**TASK OBJECTIVE:**
Make an exact copy of all the material below, apart from the pictures.

**RECORDS PROVIDED:**
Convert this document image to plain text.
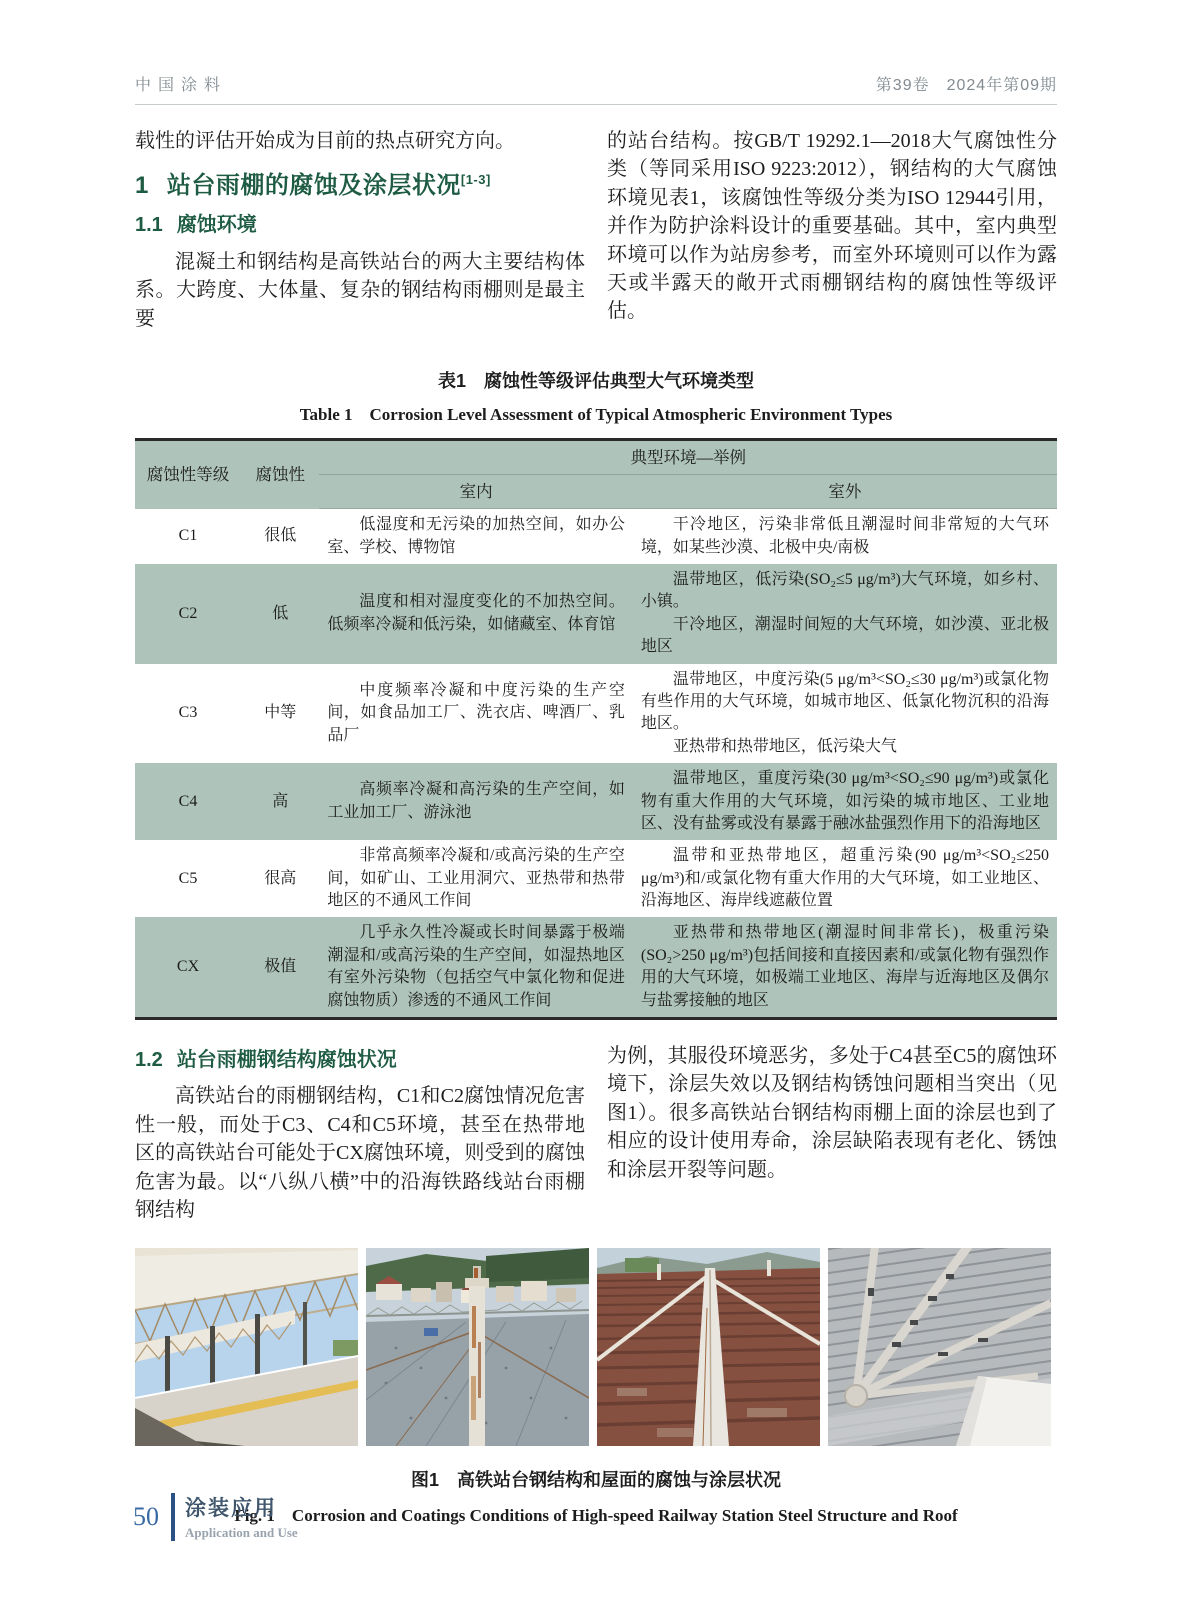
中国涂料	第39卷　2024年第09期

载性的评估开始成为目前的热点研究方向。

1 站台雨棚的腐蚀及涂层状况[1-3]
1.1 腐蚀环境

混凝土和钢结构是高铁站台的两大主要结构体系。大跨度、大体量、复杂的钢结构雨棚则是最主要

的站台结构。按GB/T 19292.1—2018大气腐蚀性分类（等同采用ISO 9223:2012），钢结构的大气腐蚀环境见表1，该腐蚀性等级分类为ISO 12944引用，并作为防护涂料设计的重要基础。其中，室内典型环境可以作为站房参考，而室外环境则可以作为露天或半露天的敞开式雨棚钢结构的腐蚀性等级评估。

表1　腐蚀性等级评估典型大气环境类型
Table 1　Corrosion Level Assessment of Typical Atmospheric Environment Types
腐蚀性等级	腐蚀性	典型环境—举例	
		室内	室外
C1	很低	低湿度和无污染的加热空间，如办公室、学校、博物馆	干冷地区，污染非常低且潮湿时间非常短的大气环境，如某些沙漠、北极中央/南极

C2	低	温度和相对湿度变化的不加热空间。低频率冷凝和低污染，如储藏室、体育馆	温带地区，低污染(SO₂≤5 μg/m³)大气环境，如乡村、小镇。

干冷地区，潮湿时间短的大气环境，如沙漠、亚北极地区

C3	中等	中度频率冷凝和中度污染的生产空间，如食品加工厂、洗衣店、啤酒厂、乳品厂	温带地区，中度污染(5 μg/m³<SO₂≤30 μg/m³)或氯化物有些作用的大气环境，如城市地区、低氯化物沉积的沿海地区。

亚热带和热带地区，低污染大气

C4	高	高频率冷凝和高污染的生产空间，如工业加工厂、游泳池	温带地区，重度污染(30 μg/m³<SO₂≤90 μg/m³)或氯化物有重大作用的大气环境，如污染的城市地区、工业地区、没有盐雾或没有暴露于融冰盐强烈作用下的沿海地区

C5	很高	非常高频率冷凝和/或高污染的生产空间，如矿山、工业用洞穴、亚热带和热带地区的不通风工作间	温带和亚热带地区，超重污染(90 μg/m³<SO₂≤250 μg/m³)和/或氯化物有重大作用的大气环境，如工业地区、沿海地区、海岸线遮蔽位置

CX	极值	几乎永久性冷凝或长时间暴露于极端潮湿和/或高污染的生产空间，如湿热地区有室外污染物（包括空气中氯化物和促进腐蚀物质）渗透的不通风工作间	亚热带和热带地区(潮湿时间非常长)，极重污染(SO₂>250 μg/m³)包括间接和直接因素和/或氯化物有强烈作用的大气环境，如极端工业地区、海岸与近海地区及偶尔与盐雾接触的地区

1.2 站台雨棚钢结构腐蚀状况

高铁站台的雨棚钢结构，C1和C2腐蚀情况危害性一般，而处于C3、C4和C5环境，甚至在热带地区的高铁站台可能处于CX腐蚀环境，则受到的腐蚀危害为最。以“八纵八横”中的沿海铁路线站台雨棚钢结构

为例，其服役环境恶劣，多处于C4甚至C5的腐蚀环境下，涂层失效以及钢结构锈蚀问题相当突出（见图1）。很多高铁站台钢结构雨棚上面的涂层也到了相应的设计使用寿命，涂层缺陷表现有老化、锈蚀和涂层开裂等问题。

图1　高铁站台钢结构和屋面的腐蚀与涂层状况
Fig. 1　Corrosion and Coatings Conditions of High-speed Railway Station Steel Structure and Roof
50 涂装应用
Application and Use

**WRITTEN ANSWER:**
Convert this document image to plain text.
中国涂料	第39卷　2024年第09期

载性的评估开始成为目前的热点研究方向。

1 站台雨棚的腐蚀及涂层状况[1-3]
1.1 腐蚀环境

混凝土和钢结构是高铁站台的两大主要结构体系。大跨度、大体量、复杂的钢结构雨棚则是最主要

的站台结构。按GB/T 19292.1—2018大气腐蚀性分类（等同采用ISO 9223:2012），钢结构的大气腐蚀环境见表1，该腐蚀性等级分类为ISO 12944引用，并作为防护涂料设计的重要基础。其中，室内典型环境可以作为站房参考，而室外环境则可以作为露天或半露天的敞开式雨棚钢结构的腐蚀性等级评估。

表1　腐蚀性等级评估典型大气环境类型
Table 1　Corrosion Level Assessment of Typical Atmospheric Environment Types
腐蚀性等级	腐蚀性	典型环境—举例	
		室内	室外
C1	很低	低湿度和无污染的加热空间，如办公室、学校、博物馆	干冷地区，污染非常低且潮湿时间非常短的大气环境，如某些沙漠、北极中央/南极

C2	低	温度和相对湿度变化的不加热空间。低频率冷凝和低污染，如储藏室、体育馆	温带地区，低污染(SO₂≤5 μg/m³)大气环境，如乡村、小镇。

干冷地区，潮湿时间短的大气环境，如沙漠、亚北极地区

C3	中等	中度频率冷凝和中度污染的生产空间，如食品加工厂、洗衣店、啤酒厂、乳品厂	温带地区，中度污染(5 μg/m³<SO₂≤30 μg/m³)或氯化物有些作用的大气环境，如城市地区、低氯化物沉积的沿海地区。

亚热带和热带地区，低污染大气

C4	高	高频率冷凝和高污染的生产空间，如工业加工厂、游泳池	温带地区，重度污染(30 μg/m³<SO₂≤90 μg/m³)或氯化物有重大作用的大气环境，如污染的城市地区、工业地区、没有盐雾或没有暴露于融冰盐强烈作用下的沿海地区

C5	很高	非常高频率冷凝和/或高污染的生产空间，如矿山、工业用洞穴、亚热带和热带地区的不通风工作间	温带和亚热带地区，超重污染(90 μg/m³<SO₂≤250 μg/m³)和/或氯化物有重大作用的大气环境，如工业地区、沿海地区、海岸线遮蔽位置

CX	极值	几乎永久性冷凝或长时间暴露于极端潮湿和/或高污染的生产空间，如湿热地区有室外污染物（包括空气中氯化物和促进腐蚀物质）渗透的不通风工作间	亚热带和热带地区(潮湿时间非常长)，极重污染(SO₂>250 μg/m³)包括间接和直接因素和/或氯化物有强烈作用的大气环境，如极端工业地区、海岸与近海地区及偶尔与盐雾接触的地区

1.2 站台雨棚钢结构腐蚀状况

高铁站台的雨棚钢结构，C1和C2腐蚀情况危害性一般，而处于C3、C4和C5环境，甚至在热带地区的高铁站台可能处于CX腐蚀环境，则受到的腐蚀危害为最。以“八纵八横”中的沿海铁路线站台雨棚钢结构

为例，其服役环境恶劣，多处于C4甚至C5的腐蚀环境下，涂层失效以及钢结构锈蚀问题相当突出（见图1）。很多高铁站台钢结构雨棚上面的涂层也到了相应的设计使用寿命，涂层缺陷表现有老化、锈蚀和涂层开裂等问题。

图1　高铁站台钢结构和屋面的腐蚀与涂层状况
Fig. 1　Corrosion and Coatings Conditions of High-speed Railway Station Steel Structure and Roof
50 涂装应用
Application and Use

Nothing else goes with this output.